> _Entries_:
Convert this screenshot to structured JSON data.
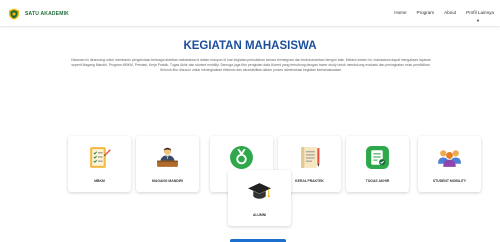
{
  "brand": {
    "name": "SATU AKADEMIK"
  },
  "nav": {
    "items": [
      "Home",
      "Program",
      "About",
      "Profil Lainnya"
    ]
  },
  "main": {
    "title": "KEGIATAN MAHASISWA",
    "intro": "Halaman ini dirancang untuk membantu pengelolaan berbagai aktivitas mahasiswa di dalam maupun di luar kegiatan perkuliahan secara terintegrasi dan terdokumentasi dengan baik. Melalui sistem ini, mahasiswa dapat mengakses layanan seperti Magang Mandiri, Program MBKM, Prestasi, Kerja Praktik, Tugas Akhir dan student mobility. Semoga juga fitur pengisian data Alumni yang terhubung dengan tracer study untuk mendukung evaluasi dan peningkatan mutu pendidikan. Seluruh fitur disusun untuk meningkatkan efisiensi dan akuntabilitas dalam proses administrasi kegiatan kemahasiswaan."
  },
  "cards": [
    {
      "label": "MBKM",
      "icon": "checklist-icon"
    },
    {
      "label": "MAGANG MANDIRI",
      "icon": "office-worker-icon"
    },
    {
      "label": "PRESTASI",
      "icon": "medal-icon"
    },
    {
      "label": "KERJA PRAKTEK",
      "icon": "notebook-icon"
    },
    {
      "label": "TUGAS AKHIR",
      "icon": "document-icon"
    },
    {
      "label": "STUDENT MOBILITY",
      "icon": "people-group-icon"
    },
    {
      "label": "ALUMNI",
      "icon": "graduation-cap-icon"
    }
  ],
  "colors": {
    "brand": "#1e6b3a",
    "title": "#1b4f9c",
    "button": "#1a6fcf"
  }
}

> _Do this_: Your task is to repeat the material above exactly, without its pictures.

> _Final answer_:
Convert this screenshot to structured JSON data.
{
  "brand": {
    "name": "SATU AKADEMIK"
  },
  "nav": {
    "items": [
      "Home",
      "Program",
      "About",
      "Profil Lainnya"
    ]
  },
  "main": {
    "title": "KEGIATAN MAHASISWA",
    "intro": "Halaman ini dirancang untuk membantu pengelolaan berbagai aktivitas mahasiswa di dalam maupun di luar kegiatan perkuliahan secara terintegrasi dan terdokumentasi dengan baik. Melalui sistem ini, mahasiswa dapat mengakses layanan seperti Magang Mandiri, Program MBKM, Prestasi, Kerja Praktik, Tugas Akhir dan student mobility. Semoga juga fitur pengisian data Alumni yang terhubung dengan tracer study untuk mendukung evaluasi dan peningkatan mutu pendidikan. Seluruh fitur disusun untuk meningkatkan efisiensi dan akuntabilitas dalam proses administrasi kegiatan kemahasiswaan."
  },
  "cards": [
    {
      "label": "MBKM",
      "icon": "checklist-icon"
    },
    {
      "label": "MAGANG MANDIRI",
      "icon": "office-worker-icon"
    },
    {
      "label": "PRESTASI",
      "icon": "medal-icon"
    },
    {
      "label": "KERJA PRAKTEK",
      "icon": "notebook-icon"
    },
    {
      "label": "TUGAS AKHIR",
      "icon": "document-icon"
    },
    {
      "label": "STUDENT MOBILITY",
      "icon": "people-group-icon"
    },
    {
      "label": "ALUMNI",
      "icon": "graduation-cap-icon"
    }
  ],
  "colors": {
    "brand": "#1e6b3a",
    "title": "#1b4f9c",
    "button": "#1a6fcf"
  }
}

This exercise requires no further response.